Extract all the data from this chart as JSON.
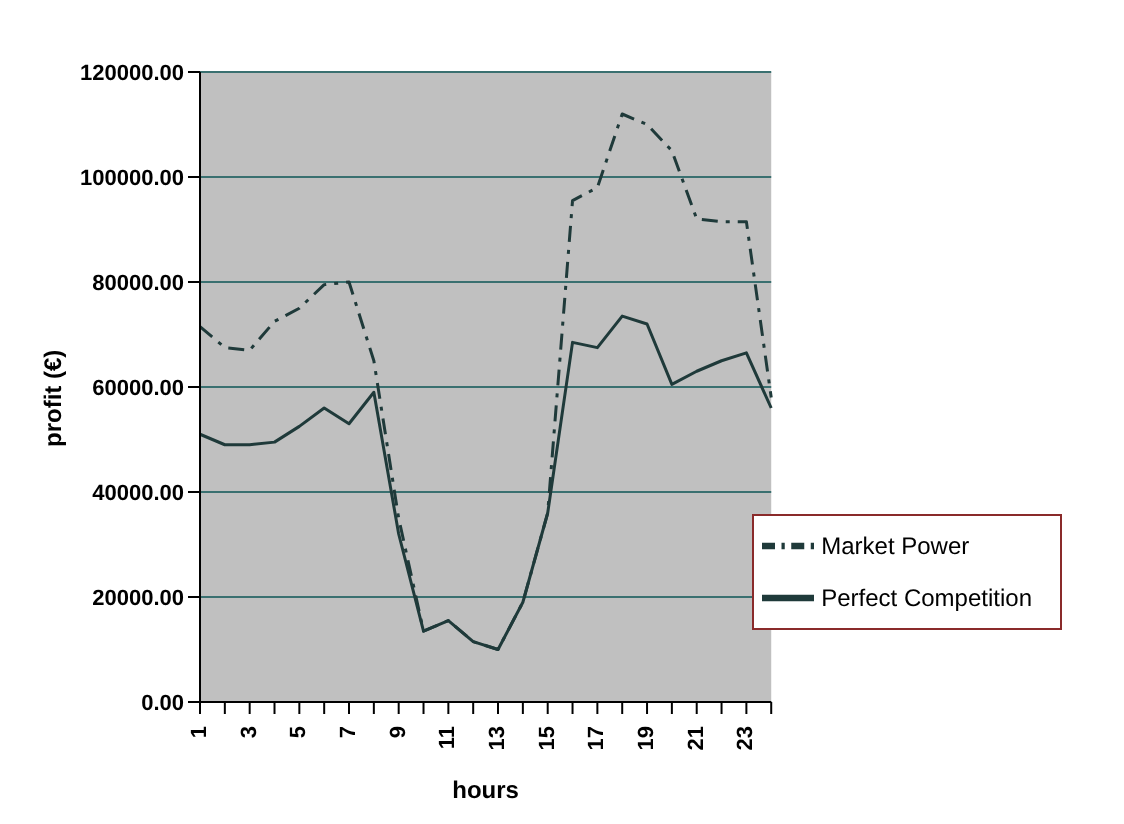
{
  "chart_data": {
    "type": "line",
    "xlabel": "hours",
    "ylabel": "profit (€)",
    "categories": [
      "1",
      null,
      "3",
      null,
      "5",
      null,
      "7",
      null,
      "9",
      null,
      "11",
      null,
      "13",
      null,
      "15",
      null,
      "17",
      null,
      "19",
      null,
      "21",
      null,
      "23",
      null
    ],
    "series": [
      {
        "name": "Market Power",
        "color": "#1f3a3a",
        "line_style": "dashed",
        "values": [
          71500,
          67500,
          67000,
          72500,
          75000,
          79500,
          80000,
          65000,
          35000,
          13500,
          15500,
          11500,
          10000,
          19000,
          36000,
          95500,
          98000,
          112000,
          110000,
          105000,
          92000,
          91500,
          91500,
          58000
        ]
      },
      {
        "name": "Perfect Competition",
        "color": "#1f3a3a",
        "line_style": "solid",
        "values": [
          51000,
          49000,
          49000,
          49500,
          52500,
          56000,
          53000,
          59000,
          32000,
          13500,
          15500,
          11500,
          10000,
          19000,
          36000,
          68500,
          67500,
          73500,
          72000,
          60500,
          63000,
          65000,
          66500,
          56000
        ]
      }
    ],
    "ylim": [
      0,
      120000
    ],
    "yticks": [
      {
        "value": 0,
        "label": "0.00"
      },
      {
        "value": 20000,
        "label": "20000.00"
      },
      {
        "value": 40000,
        "label": "40000.00"
      },
      {
        "value": 60000,
        "label": "60000.00"
      },
      {
        "value": 80000,
        "label": "80000.00"
      },
      {
        "value": 100000,
        "label": "100000.00"
      },
      {
        "value": 120000,
        "label": "120000.00"
      }
    ],
    "grid": "y",
    "legend": "bottom right",
    "marker": "none"
  }
}
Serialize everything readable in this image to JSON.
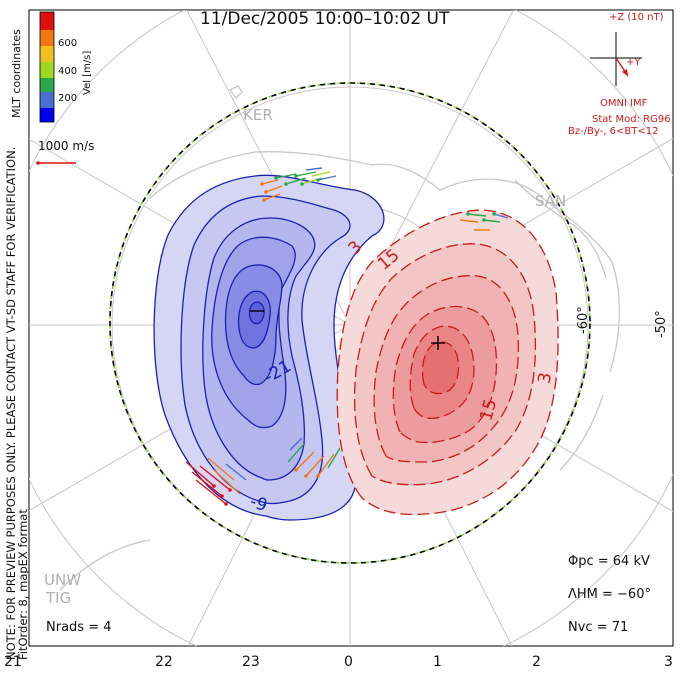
{
  "title": "11/Dec/2005 10:00–10:02 UT",
  "coordinates_label": "MLT coordinates",
  "colorbar": {
    "label": "Vel [m/s]",
    "ticks": [
      "600",
      "400",
      "200"
    ],
    "colors": [
      "#0000ee",
      "#4a6fd0",
      "#2aa84a",
      "#9ed820",
      "#f0c020",
      "#f07a10",
      "#e01010"
    ]
  },
  "reference_vector": "1000 m/s",
  "imf": {
    "z_label": "+Z (10 nT)",
    "y_label": "+Y",
    "source": "OMNI IMF",
    "model": "Stat Mod: RG96",
    "condition": "Bz-/By-, 6<BT<12"
  },
  "preview_note": "NOTE: FOR PREVIEW PURPOSES ONLY. PLEASE CONTACT VT-SD STAFF FOR VERIFICATION.",
  "fit_order": "FitOrder: 8, mapEX format",
  "stations": [
    "KER",
    "SAN",
    "UNW",
    "TIG"
  ],
  "latitude_labels": [
    "-60°",
    "-50°"
  ],
  "contour_labels": [
    "-21",
    "-9",
    "3",
    "15",
    "15",
    "3"
  ],
  "stats": {
    "phi_pc": "Φpc = 64 kV",
    "lambda_hm": "ΛHM = −60°",
    "n_vc": "Nvc = 71",
    "n_rads": "Nrads = 4"
  },
  "mlt_ticks": [
    "21",
    "22",
    "23",
    "0",
    "1",
    "2",
    "3"
  ],
  "colors": {
    "negative_contour": "#1a22b0",
    "positive_contour": "#cc1a1a",
    "negative_fill": "#5e63e0",
    "positive_fill": "#ee6a6a",
    "text_red": "#d01818"
  }
}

§ **WORK INSTRUCTIONS**: Omit all pictures and write out, exactly, only the lines from the line containing "Serialize everything readable" through the last line of the entries above.

§ **CORRECT ANSWER**:
Serialize everything readable in this image to JSON.
{
  "title": "11/Dec/2005 10:00–10:02 UT",
  "coordinates_label": "MLT coordinates",
  "colorbar": {
    "label": "Vel [m/s]",
    "ticks": [
      "600",
      "400",
      "200"
    ],
    "colors": [
      "#0000ee",
      "#4a6fd0",
      "#2aa84a",
      "#9ed820",
      "#f0c020",
      "#f07a10",
      "#e01010"
    ]
  },
  "reference_vector": "1000 m/s",
  "imf": {
    "z_label": "+Z (10 nT)",
    "y_label": "+Y",
    "source": "OMNI IMF",
    "model": "Stat Mod: RG96",
    "condition": "Bz-/By-, 6<BT<12"
  },
  "preview_note": "NOTE: FOR PREVIEW PURPOSES ONLY. PLEASE CONTACT VT-SD STAFF FOR VERIFICATION.",
  "fit_order": "FitOrder: 8, mapEX format",
  "stations": [
    "KER",
    "SAN",
    "UNW",
    "TIG"
  ],
  "latitude_labels": [
    "-60°",
    "-50°"
  ],
  "contour_labels": [
    "-21",
    "-9",
    "3",
    "15",
    "15",
    "3"
  ],
  "stats": {
    "phi_pc": "Φpc = 64 kV",
    "lambda_hm": "ΛHM = −60°",
    "n_vc": "Nvc = 71",
    "n_rads": "Nrads = 4"
  },
  "mlt_ticks": [
    "21",
    "22",
    "23",
    "0",
    "1",
    "2",
    "3"
  ],
  "colors": {
    "negative_contour": "#1a22b0",
    "positive_contour": "#cc1a1a",
    "negative_fill": "#5e63e0",
    "positive_fill": "#ee6a6a",
    "text_red": "#d01818"
  }
}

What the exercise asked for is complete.